## [OBJECTIVE]
Omit the pictures and output every entry below exactly as written.

## [DATASET ROWS]
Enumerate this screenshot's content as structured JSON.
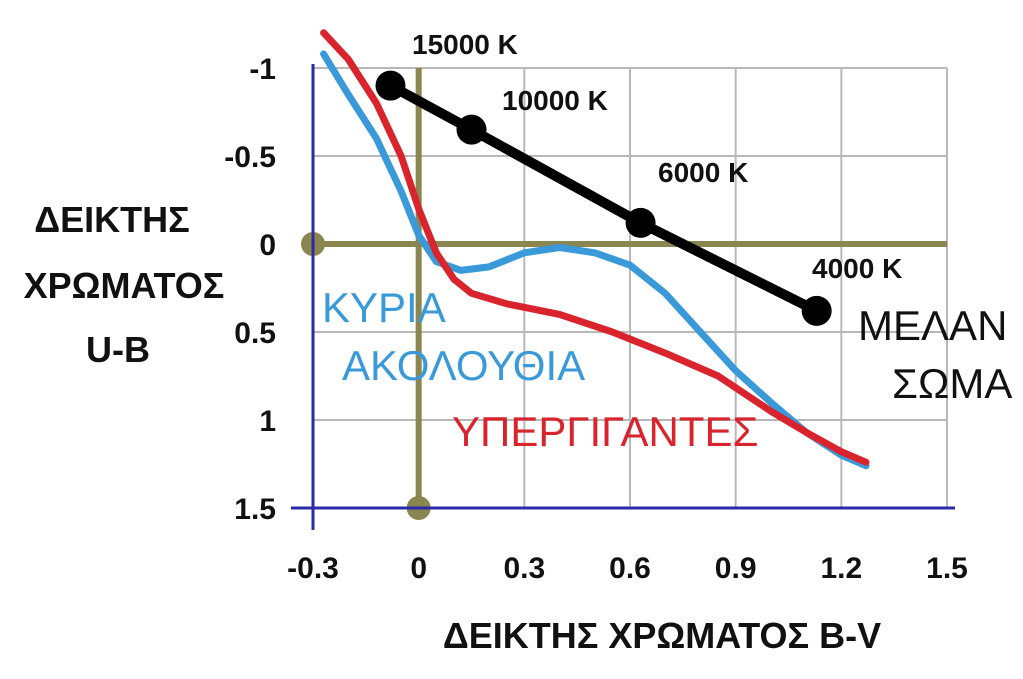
{
  "chart_data": {
    "type": "line",
    "xlabel": "ΔΕΙΚΤΗΣ ΧΡΩΜΑΤΟΣ B-V",
    "ylabel_lines": [
      "ΔΕΙΚΤΗΣ",
      "ΧΡΩΜΑΤΟΣ",
      "U-B"
    ],
    "xlim": [
      -0.3,
      1.5
    ],
    "ylim": [
      -1,
      1.5
    ],
    "y_inverted": true,
    "x_ticks": [
      "-0.3",
      "0",
      "0.3",
      "0.6",
      "0.9",
      "1.2",
      "1.5"
    ],
    "x_tick_values": [
      -0.3,
      0,
      0.3,
      0.6,
      0.9,
      1.2,
      1.5
    ],
    "y_ticks": [
      "-1",
      "-0.5",
      "0",
      "0.5",
      "1",
      "1.5"
    ],
    "y_tick_values": [
      -1,
      -0.5,
      0,
      0.5,
      1,
      1.5
    ],
    "grid": true,
    "series": [
      {
        "name": "ΚΥΡΙΑ ΑΚΟΛΟΥΘΙΑ",
        "color": "#3a9ad9",
        "x": [
          -0.27,
          -0.2,
          -0.12,
          -0.05,
          0.0,
          0.05,
          0.12,
          0.2,
          0.3,
          0.4,
          0.5,
          0.6,
          0.7,
          0.8,
          0.9,
          1.0,
          1.1,
          1.2,
          1.27
        ],
        "y": [
          -1.08,
          -0.85,
          -0.6,
          -0.3,
          -0.05,
          0.1,
          0.15,
          0.13,
          0.05,
          0.02,
          0.05,
          0.12,
          0.28,
          0.5,
          0.72,
          0.9,
          1.07,
          1.2,
          1.26
        ]
      },
      {
        "name": "ΥΠΕΡΓΙΓΑΝΤΕΣ",
        "color": "#d9232d",
        "x": [
          -0.27,
          -0.2,
          -0.12,
          -0.05,
          0.0,
          0.05,
          0.1,
          0.15,
          0.25,
          0.4,
          0.55,
          0.7,
          0.85,
          1.0,
          1.1,
          1.2,
          1.27
        ],
        "y": [
          -1.2,
          -1.05,
          -0.8,
          -0.5,
          -0.2,
          0.05,
          0.2,
          0.28,
          0.34,
          0.4,
          0.5,
          0.62,
          0.75,
          0.95,
          1.07,
          1.18,
          1.24
        ]
      },
      {
        "name": "ΜΕΛΑΝ ΣΩΜΑ",
        "color": "#000000",
        "x": [
          -0.08,
          0.15,
          0.63,
          1.13
        ],
        "y": [
          -0.9,
          -0.65,
          -0.12,
          0.38
        ],
        "point_labels": [
          "15000 K",
          "10000 K",
          "6000 K",
          "4000 K"
        ]
      }
    ],
    "series_labels": {
      "main_sequence": [
        "ΚΥΡΙΑ",
        "ΑΚΟΛΟΥΘΙΑ"
      ],
      "supergiants": [
        "ΥΠΕΡΓΙΓΑΝΤΕΣ"
      ],
      "black_body": [
        "ΜΕΛΑΝ",
        "ΣΩΜΑ"
      ]
    },
    "reference_lines": {
      "x": 0,
      "y": 0,
      "color": "#8b8550"
    },
    "colors": {
      "axis": "#2a2aa8",
      "grid": "#b8b8b8"
    }
  }
}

## [ANSWER FOR THE TASK]
Enumerate this screenshot's content as structured JSON.
{
  "chart_data": {
    "type": "line",
    "xlabel": "ΔΕΙΚΤΗΣ ΧΡΩΜΑΤΟΣ B-V",
    "ylabel_lines": [
      "ΔΕΙΚΤΗΣ",
      "ΧΡΩΜΑΤΟΣ",
      "U-B"
    ],
    "xlim": [
      -0.3,
      1.5
    ],
    "ylim": [
      -1,
      1.5
    ],
    "y_inverted": true,
    "x_ticks": [
      "-0.3",
      "0",
      "0.3",
      "0.6",
      "0.9",
      "1.2",
      "1.5"
    ],
    "x_tick_values": [
      -0.3,
      0,
      0.3,
      0.6,
      0.9,
      1.2,
      1.5
    ],
    "y_ticks": [
      "-1",
      "-0.5",
      "0",
      "0.5",
      "1",
      "1.5"
    ],
    "y_tick_values": [
      -1,
      -0.5,
      0,
      0.5,
      1,
      1.5
    ],
    "grid": true,
    "series": [
      {
        "name": "ΚΥΡΙΑ ΑΚΟΛΟΥΘΙΑ",
        "color": "#3a9ad9",
        "x": [
          -0.27,
          -0.2,
          -0.12,
          -0.05,
          0.0,
          0.05,
          0.12,
          0.2,
          0.3,
          0.4,
          0.5,
          0.6,
          0.7,
          0.8,
          0.9,
          1.0,
          1.1,
          1.2,
          1.27
        ],
        "y": [
          -1.08,
          -0.85,
          -0.6,
          -0.3,
          -0.05,
          0.1,
          0.15,
          0.13,
          0.05,
          0.02,
          0.05,
          0.12,
          0.28,
          0.5,
          0.72,
          0.9,
          1.07,
          1.2,
          1.26
        ]
      },
      {
        "name": "ΥΠΕΡΓΙΓΑΝΤΕΣ",
        "color": "#d9232d",
        "x": [
          -0.27,
          -0.2,
          -0.12,
          -0.05,
          0.0,
          0.05,
          0.1,
          0.15,
          0.25,
          0.4,
          0.55,
          0.7,
          0.85,
          1.0,
          1.1,
          1.2,
          1.27
        ],
        "y": [
          -1.2,
          -1.05,
          -0.8,
          -0.5,
          -0.2,
          0.05,
          0.2,
          0.28,
          0.34,
          0.4,
          0.5,
          0.62,
          0.75,
          0.95,
          1.07,
          1.18,
          1.24
        ]
      },
      {
        "name": "ΜΕΛΑΝ ΣΩΜΑ",
        "color": "#000000",
        "x": [
          -0.08,
          0.15,
          0.63,
          1.13
        ],
        "y": [
          -0.9,
          -0.65,
          -0.12,
          0.38
        ],
        "point_labels": [
          "15000 K",
          "10000 K",
          "6000 K",
          "4000 K"
        ]
      }
    ],
    "series_labels": {
      "main_sequence": [
        "ΚΥΡΙΑ",
        "ΑΚΟΛΟΥΘΙΑ"
      ],
      "supergiants": [
        "ΥΠΕΡΓΙΓΑΝΤΕΣ"
      ],
      "black_body": [
        "ΜΕΛΑΝ",
        "ΣΩΜΑ"
      ]
    },
    "reference_lines": {
      "x": 0,
      "y": 0,
      "color": "#8b8550"
    },
    "colors": {
      "axis": "#2a2aa8",
      "grid": "#b8b8b8"
    }
  }
}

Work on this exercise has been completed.